What is expected
Look for the word "JSON" in the entries below, then copy every line that has it.

Exercise material

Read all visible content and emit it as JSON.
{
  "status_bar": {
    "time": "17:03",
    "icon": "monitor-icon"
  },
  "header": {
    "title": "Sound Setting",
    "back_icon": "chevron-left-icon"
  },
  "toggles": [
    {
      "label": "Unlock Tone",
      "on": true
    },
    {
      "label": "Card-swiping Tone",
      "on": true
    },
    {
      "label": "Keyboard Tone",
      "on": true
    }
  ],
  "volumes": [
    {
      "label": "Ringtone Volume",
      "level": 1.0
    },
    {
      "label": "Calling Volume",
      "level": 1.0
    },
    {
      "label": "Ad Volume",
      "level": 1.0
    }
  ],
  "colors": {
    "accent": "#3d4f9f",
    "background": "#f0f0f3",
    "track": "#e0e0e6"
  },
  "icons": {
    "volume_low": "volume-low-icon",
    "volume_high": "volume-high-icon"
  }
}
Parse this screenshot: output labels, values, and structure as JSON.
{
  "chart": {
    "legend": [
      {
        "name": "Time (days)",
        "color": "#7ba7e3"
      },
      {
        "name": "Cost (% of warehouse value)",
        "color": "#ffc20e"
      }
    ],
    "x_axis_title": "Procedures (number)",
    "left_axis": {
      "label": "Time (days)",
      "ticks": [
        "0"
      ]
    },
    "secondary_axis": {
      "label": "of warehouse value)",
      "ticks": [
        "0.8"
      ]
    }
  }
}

Right answer
Read all visible content and emit it as JSON.
Parse this screenshot: output labels, values, and structure as JSON.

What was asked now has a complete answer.